[Dataset entries]
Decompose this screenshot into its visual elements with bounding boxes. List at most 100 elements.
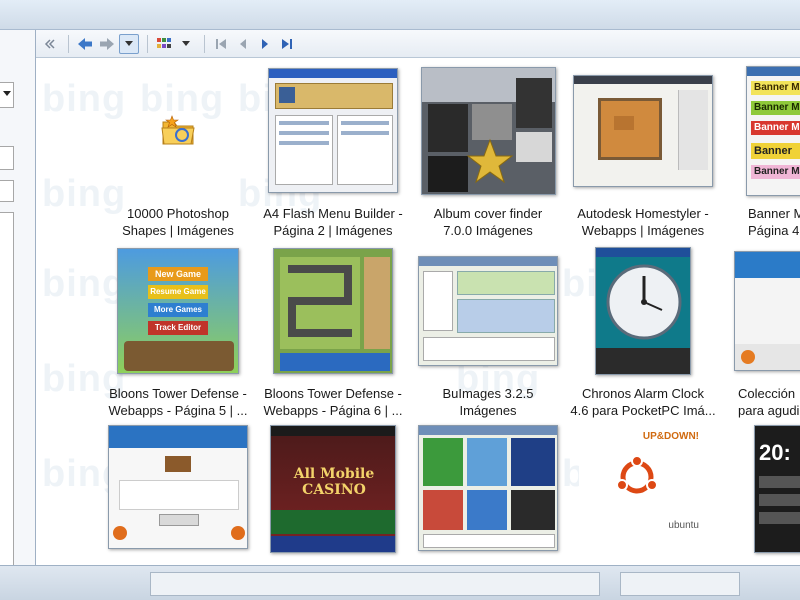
game-menu-item: Track Editor xyxy=(148,320,208,335)
previous-page-button[interactable] xyxy=(233,34,253,54)
result-item[interactable]: UP&DOWN! ubuntu xyxy=(563,421,723,565)
screenshot-thumbnail: All Mobile CASINO xyxy=(270,425,396,553)
result-item[interactable]: A4 Flash Menu Builder - Página 2 | Imáge… xyxy=(253,63,413,243)
result-caption: 10000 Photoshop Shapes | Imágenes xyxy=(92,205,264,239)
next-page-icon xyxy=(262,38,268,49)
result-item[interactable]: New Game Resume Game More Games Track Ed… xyxy=(98,243,258,423)
chevron-down-icon xyxy=(3,91,11,96)
result-item[interactable]: All Mobile CASINO xyxy=(253,421,413,565)
banner-sample: Banner M xyxy=(751,120,800,135)
result-thumbnail[interactable] xyxy=(408,421,568,556)
taskbar-button[interactable] xyxy=(620,572,740,596)
result-item[interactable]: Bloons Tower Defense - Webapps - Página … xyxy=(253,243,413,423)
first-page-icon xyxy=(216,38,226,49)
filter-dropdown[interactable] xyxy=(0,82,14,108)
result-title: Album cover finder xyxy=(433,206,543,221)
result-thumbnail[interactable] xyxy=(253,63,413,198)
result-title: BuImages 3.2.5 xyxy=(442,386,534,401)
result-item[interactable]: 20: xyxy=(718,421,800,565)
back-button[interactable] xyxy=(75,34,95,54)
result-title: Bloons Tower Defense - xyxy=(109,386,247,401)
forward-button[interactable] xyxy=(97,34,117,54)
result-thumbnail[interactable] xyxy=(253,243,413,378)
double-chevron-left-icon xyxy=(44,38,55,49)
screenshot-thumbnail xyxy=(273,247,393,374)
back-arrow-icon xyxy=(78,37,92,50)
banner-sample: Banner M xyxy=(751,100,800,115)
result-caption: BuImages 3.2.5 Imágenes xyxy=(402,385,574,419)
result-caption: Banner M Página 4 xyxy=(748,205,800,239)
chevron-down-icon xyxy=(125,40,133,46)
result-item[interactable]: Album cover finder 7.0.0 Imágenes xyxy=(408,63,568,243)
result-item[interactable]: BuImages 3.2.5 Imágenes xyxy=(408,243,568,423)
result-subtitle: Webapps | Imágenes xyxy=(581,223,705,238)
result-subtitle: Página 4 xyxy=(748,223,800,238)
next-page-button[interactable] xyxy=(255,34,275,54)
banner-sample: Banner M xyxy=(751,80,800,95)
result-item[interactable]: Chronos Alarm Clock 4.6 para PocketPC Im… xyxy=(563,243,723,423)
result-subtitle: Shapes | Imágenes xyxy=(122,223,234,238)
first-page-button[interactable] xyxy=(211,34,231,54)
toolbar-divider xyxy=(204,34,205,53)
result-subtitle: para agudi xyxy=(738,403,800,418)
result-caption: Chronos Alarm Clock 4.6 para PocketPC Im… xyxy=(557,385,729,419)
result-thumbnail[interactable] xyxy=(563,243,723,378)
screenshot-thumbnail xyxy=(420,66,556,195)
history-dropdown-button[interactable] xyxy=(119,33,139,54)
result-thumbnail[interactable]: All Mobile CASINO xyxy=(253,421,413,556)
result-thumbnail[interactable] xyxy=(98,63,258,198)
result-thumbnail[interactable] xyxy=(408,63,568,198)
view-mode-button[interactable] xyxy=(154,34,174,54)
result-item[interactable]: Colección para agudi xyxy=(718,243,800,423)
result-title: Banner M xyxy=(748,206,800,221)
ubuntu-wordmark: ubuntu xyxy=(668,520,699,531)
result-caption: A4 Flash Menu Builder - Página 2 | Imáge… xyxy=(247,205,419,239)
screenshot-thumbnail xyxy=(573,74,713,187)
screenshot-thumbnail: UP&DOWN! ubuntu xyxy=(579,425,707,535)
result-item[interactable] xyxy=(408,421,568,565)
result-caption: Colección para agudi xyxy=(738,385,800,419)
screenshot-thumbnail xyxy=(108,425,248,549)
filter-button[interactable] xyxy=(0,180,14,202)
game-menu-item: More Games xyxy=(148,302,208,317)
result-caption: Bloons Tower Defense - Webapps - Página … xyxy=(92,385,264,419)
window-titlebar xyxy=(0,0,800,30)
taskbar-button[interactable] xyxy=(150,572,600,596)
last-page-button[interactable] xyxy=(277,34,297,54)
taskbar xyxy=(0,565,800,600)
result-item[interactable]: 10000 Photoshop Shapes | Imágenes xyxy=(98,63,258,243)
result-item[interactable]: Autodesk Homestyler - Webapps | Imágenes xyxy=(563,63,723,243)
result-subtitle: Webapps - Página 6 | ... xyxy=(263,403,403,418)
ubuntu-logo-icon xyxy=(616,455,658,494)
screenshot-thumbnail xyxy=(734,250,800,371)
folder-stars-icon xyxy=(161,114,195,144)
last-page-icon xyxy=(282,38,292,49)
filter-input[interactable] xyxy=(0,146,14,170)
result-thumbnail[interactable] xyxy=(563,63,723,198)
result-subtitle: 4.6 para PocketPC Imá... xyxy=(570,403,716,418)
view-mode-dropdown[interactable] xyxy=(176,34,196,54)
result-thumbnail[interactable] xyxy=(98,421,258,556)
banner-sample: Banner Mak xyxy=(751,164,800,179)
toolbar xyxy=(36,30,800,58)
screenshot-thumbnail xyxy=(418,255,558,366)
result-thumbnail[interactable]: New Game Resume Game More Games Track Ed… xyxy=(98,243,258,378)
folder-list[interactable] xyxy=(0,212,14,582)
result-thumbnail[interactable]: UP&DOWN! ubuntu xyxy=(563,421,723,556)
result-thumbnail[interactable]: 20: xyxy=(718,421,800,556)
result-item[interactable]: Banner M Banner M Banner M Banner Banner… xyxy=(718,63,800,243)
result-thumbnail[interactable] xyxy=(718,243,800,378)
result-item[interactable] xyxy=(98,421,258,565)
result-title: Colección xyxy=(738,386,796,401)
toolbar-divider xyxy=(68,34,69,53)
left-pane xyxy=(0,30,36,582)
banner-sample: Banner xyxy=(751,142,800,159)
screenshot-thumbnail xyxy=(595,246,691,375)
updown-logo-text: UP&DOWN! xyxy=(642,431,699,442)
result-caption: Album cover finder 7.0.0 Imágenes xyxy=(402,205,574,239)
result-title: A4 Flash Menu Builder - xyxy=(263,206,403,221)
result-thumbnail[interactable] xyxy=(408,243,568,378)
collapse-pane-button[interactable] xyxy=(40,34,60,54)
result-thumbnail[interactable]: Banner M Banner M Banner M Banner Banner… xyxy=(718,63,800,198)
game-menu-item: Resume Game xyxy=(148,284,208,299)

> _What the exercise asks_:
Look through the entries, and return every line that the word "screenshot" appears in.

> _Final answer_:
Decompose this screenshot into its visual elements with bounding boxes. List at most 100 elements.
screenshot-thumbnail: All Mobile CASINO xyxy=(270,425,396,553)
screenshot-thumbnail xyxy=(273,247,393,374)
screenshot-thumbnail xyxy=(420,66,556,195)
screenshot-thumbnail xyxy=(573,74,713,187)
screenshot-thumbnail: UP&DOWN! ubuntu xyxy=(579,425,707,535)
screenshot-thumbnail xyxy=(108,425,248,549)
screenshot-thumbnail xyxy=(734,250,800,371)
screenshot-thumbnail xyxy=(418,255,558,366)
screenshot-thumbnail xyxy=(595,246,691,375)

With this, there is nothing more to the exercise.